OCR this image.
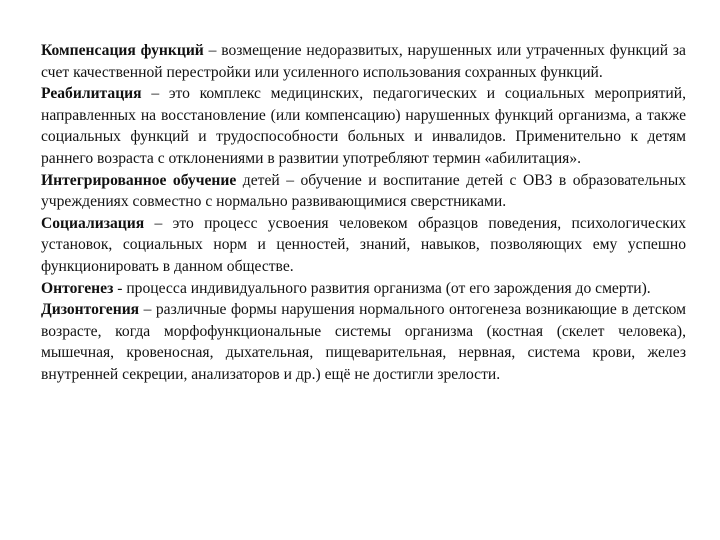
Компенсация функций – возмещение недоразвитых, нарушенных или утраченных функций за счет качественной перестройки или усиленного использования сохранных функций.

Реабилитация – это комплекс медицинских, педагогических и социальных мероприятий, направленных на восстановление (или компенсацию) нарушенных функций организма, а также социальных функций и трудоспособности больных и инвалидов. Применительно к детям раннего возраста с отклонениями в развитии употребляют термин «абилитация».

Интегрированное обучение детей – обучение и воспитание детей с ОВЗ в образовательных учреждениях совместно с нормально развивающимися сверстниками.

Социализация – это процесс усвоения человеком образцов поведения, психологических установок, социальных норм и ценностей, знаний, навыков, позволяющих ему успешно функционировать в данном обществе.

Онтогенез - процесса индивидуального развития организма (от его зарождения до смерти).

Дизонтогения – различные формы нарушения нормального онтогенеза возникающие в детском возрасте, когда морфофункциональные системы организма (костная (скелет человека), мышечная, кровеносная, дыхательная, пищеварительная, нервная, система крови, желез внутренней секреции, анализаторов и др.) ещё не достигли зрелости.
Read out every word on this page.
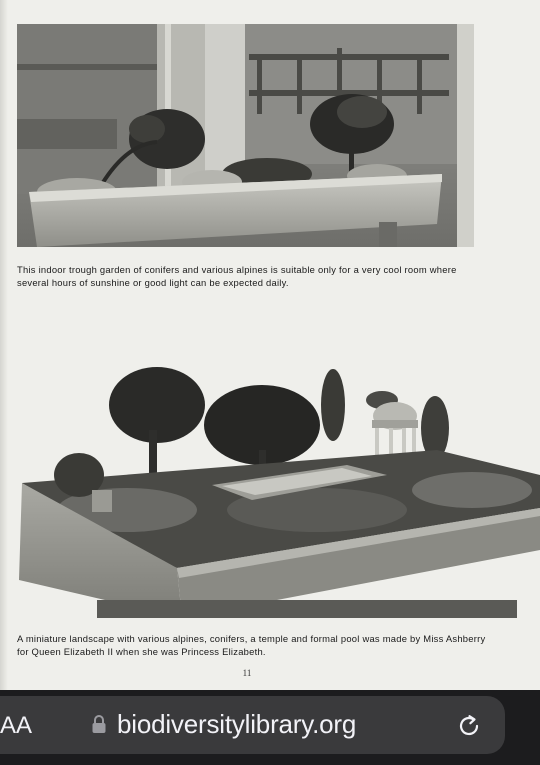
This indoor trough garden of conifers and various alpines is suitable only for a very cool room where several hours of sunshine or good light can be expected daily.

A miniature landscape with various alpines, conifers, a temple and formal pool was made by Miss Ashberry for Queen Elizabeth II when she was Princess Elizabeth.

11
AA	biodiversitylibrary.org
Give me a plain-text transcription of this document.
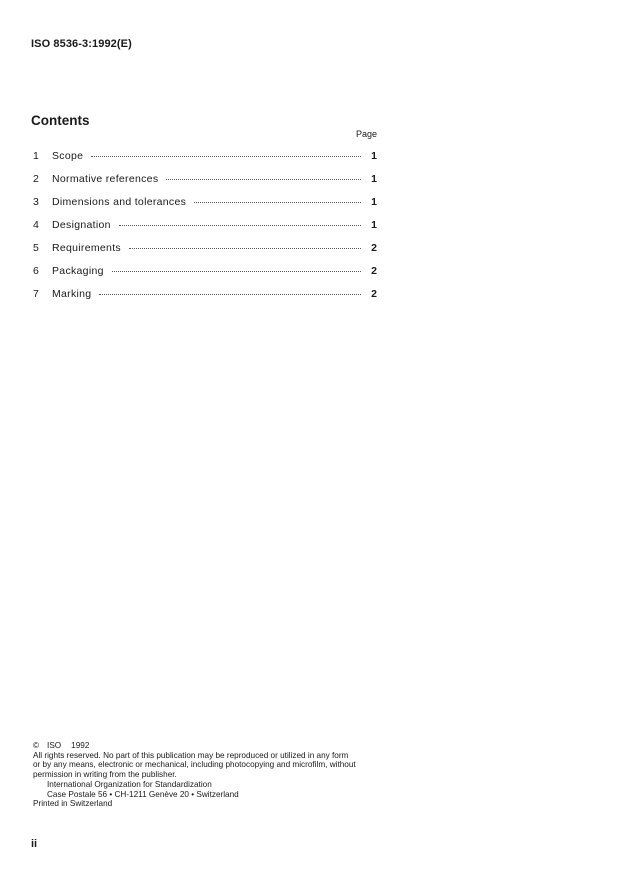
ISO 8536-3:1992(E)
Contents
Page
1	Scope	1
2	Normative references	1
3	Dimensions and tolerances	1
4	Designation	1
5	Requirements	2
6	Packaging	2
7	Marking	2

© ISO 1992

All rights reserved. No part of this publication may be reproduced or utilized in any form

or by any means, electronic or mechanical, including photocopying and microfilm, without

permission in writing from the publisher.

International Organization for Standardization

Case Postale 56 • CH-1211 Genève 20 • Switzerland

Printed in Switzerland

ii
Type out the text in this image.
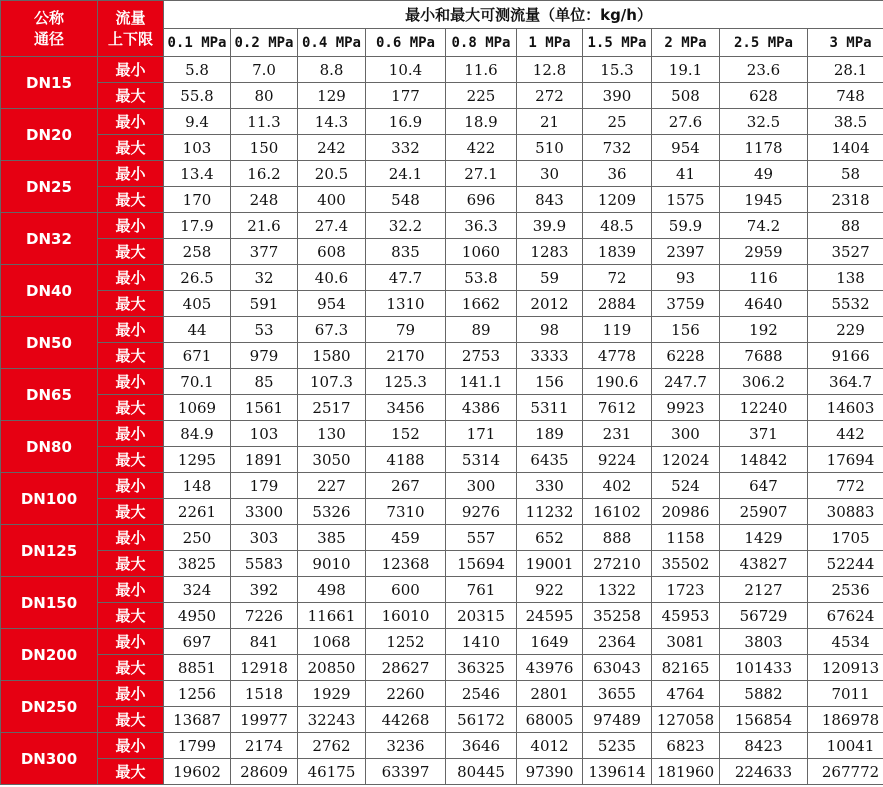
公称
通径	流量
上下限	最小和最大可测流量（单位：kg/h）									
		0.1 MPa	0.2 MPa	0.4 MPa	0.6 MPa	0.8 MPa	1 MPa	1.5 MPa	2 MPa	2.5 MPa	3 MPa
DN15	最小	5.8	7.0	8.8	10.4	11.6	12.8	15.3	19.1	23.6	28.1
	最大	55.8	80	129	177	225	272	390	508	628	748
DN20	最小	9.4	11.3	14.3	16.9	18.9	21	25	27.6	32.5	38.5
	最大	103	150	242	332	422	510	732	954	1178	1404
DN25	最小	13.4	16.2	20.5	24.1	27.1	30	36	41	49	58
	最大	170	248	400	548	696	843	1209	1575	1945	2318
DN32	最小	17.9	21.6	27.4	32.2	36.3	39.9	48.5	59.9	74.2	88
	最大	258	377	608	835	1060	1283	1839	2397	2959	3527
DN40	最小	26.5	32	40.6	47.7	53.8	59	72	93	116	138
	最大	405	591	954	1310	1662	2012	2884	3759	4640	5532
DN50	最小	44	53	67.3	79	89	98	119	156	192	229
	最大	671	979	1580	2170	2753	3333	4778	6228	7688	9166
DN65	最小	70.1	85	107.3	125.3	141.1	156	190.6	247.7	306.2	364.7
	最大	1069	1561	2517	3456	4386	5311	7612	9923	12240	14603
DN80	最小	84.9	103	130	152	171	189	231	300	371	442
	最大	1295	1891	3050	4188	5314	6435	9224	12024	14842	17694
DN100	最小	148	179	227	267	300	330	402	524	647	772
	最大	2261	3300	5326	7310	9276	11232	16102	20986	25907	30883
DN125	最小	250	303	385	459	557	652	888	1158	1429	1705
	最大	3825	5583	9010	12368	15694	19001	27210	35502	43827	52244
DN150	最小	324	392	498	600	761	922	1322	1723	2127	2536
	最大	4950	7226	11661	16010	20315	24595	35258	45953	56729	67624
DN200	最小	697	841	1068	1252	1410	1649	2364	3081	3803	4534
	最大	8851	12918	20850	28627	36325	43976	63043	82165	101433	120913
DN250	最小	1256	1518	1929	2260	2546	2801	3655	4764	5882	7011
	最大	13687	19977	32243	44268	56172	68005	97489	127058	156854	186978
DN300	最小	1799	2174	2762	3236	3646	4012	5235	6823	8423	10041
	最大	19602	28609	46175	63397	80445	97390	139614	181960	224633	267772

*What is required*:
Transcribe the whole listing exactly. Pictures are excluded.

*Task answer*:
OCR this image.
Компенсация функций – возмещение недоразвитых, нарушенных или утраченных функций за счет качественной перестройки или усиленного использования сохранных функций.

Реабилитация – это комплекс медицинских, педагогических и социальных мероприятий, направленных на восстановление (или компенсацию) нарушенных функций организма, а также социальных функций и трудоспособности больных и инвалидов. Применительно к детям раннего возраста с отклонениями в развитии употребляют термин «абилитация».

Интегрированное обучение детей – обучение и воспитание детей с ОВЗ в образовательных учреждениях совместно с нормально развивающимися сверстниками.

Социализация – это процесс усвоения человеком образцов поведения, психологических установок, социальных норм и ценностей, знаний, навыков, позволяющих ему успешно функционировать в данном обществе.

Онтогенез - процесса индивидуального развития организма (от его зарождения до смерти).

Дизонтогения – различные формы нарушения нормального онтогенеза возникающие в детском возрасте, когда морфофункциональные системы организма (костная (скелет человека), мышечная, кровеносная, дыхательная, пищеварительная, нервная, система крови, желез внутренней секреции, анализаторов и др.) ещё не достигли зрелости.
Read out every word on this page.
This indoor trough garden of conifers and various alpines is suitable only for a very cool room where several hours of sunshine or good light can be expected daily.

A miniature landscape with various alpines, conifers, a temple and formal pool was made by Miss Ashberry for Queen Elizabeth II when she was Princess Elizabeth.

11
AA	biodiversitylibrary.org
Give me a plain-text transcription of this document.
ISO 8536-3:1992(E)
Contents
Page
1	Scope	1
2	Normative references	1
3	Dimensions and tolerances	1
4	Designation	1
5	Requirements	2
6	Packaging	2
7	Marking	2

© ISO 1992

All rights reserved. No part of this publication may be reproduced or utilized in any form

or by any means, electronic or mechanical, including photocopying and microfilm, without

permission in writing from the publisher.

International Organization for Standardization

Case Postale 56 • CH-1211 Genève 20 • Switzerland

Printed in Switzerland

ii
Type out the text in this image.
公称
通径	流量
上下限	最小和最大可测流量（单位：kg/h）									
		0.1 MPa	0.2 MPa	0.4 MPa	0.6 MPa	0.8 MPa	1 MPa	1.5 MPa	2 MPa	2.5 MPa	3 MPa
DN15	最小	5.8	7.0	8.8	10.4	11.6	12.8	15.3	19.1	23.6	28.1
	最大	55.8	80	129	177	225	272	390	508	628	748
DN20	最小	9.4	11.3	14.3	16.9	18.9	21	25	27.6	32.5	38.5
	最大	103	150	242	332	422	510	732	954	1178	1404
DN25	最小	13.4	16.2	20.5	24.1	27.1	30	36	41	49	58
	最大	170	248	400	548	696	843	1209	1575	1945	2318
DN32	最小	17.9	21.6	27.4	32.2	36.3	39.9	48.5	59.9	74.2	88
	最大	258	377	608	835	1060	1283	1839	2397	2959	3527
DN40	最小	26.5	32	40.6	47.7	53.8	59	72	93	116	138
	最大	405	591	954	1310	1662	2012	2884	3759	4640	5532
DN50	最小	44	53	67.3	79	89	98	119	156	192	229
	最大	671	979	1580	2170	2753	3333	4778	6228	7688	9166
DN65	最小	70.1	85	107.3	125.3	141.1	156	190.6	247.7	306.2	364.7
	最大	1069	1561	2517	3456	4386	5311	7612	9923	12240	14603
DN80	最小	84.9	103	130	152	171	189	231	300	371	442
	最大	1295	1891	3050	4188	5314	6435	9224	12024	14842	17694
DN100	最小	148	179	227	267	300	330	402	524	647	772
	最大	2261	3300	5326	7310	9276	11232	16102	20986	25907	30883
DN125	最小	250	303	385	459	557	652	888	1158	1429	1705
	最大	3825	5583	9010	12368	15694	19001	27210	35502	43827	52244
DN150	最小	324	392	498	600	761	922	1322	1723	2127	2536
	最大	4950	7226	11661	16010	20315	24595	35258	45953	56729	67624
DN200	最小	697	841	1068	1252	1410	1649	2364	3081	3803	4534
	最大	8851	12918	20850	28627	36325	43976	63043	82165	101433	120913
DN250	最小	1256	1518	1929	2260	2546	2801	3655	4764	5882	7011
	最大	13687	19977	32243	44268	56172	68005	97489	127058	156854	186978
DN300	最小	1799	2174	2762	3236	3646	4012	5235	6823	8423	10041
	最大	19602	28609	46175	63397	80445	97390	139614	181960	224633	267772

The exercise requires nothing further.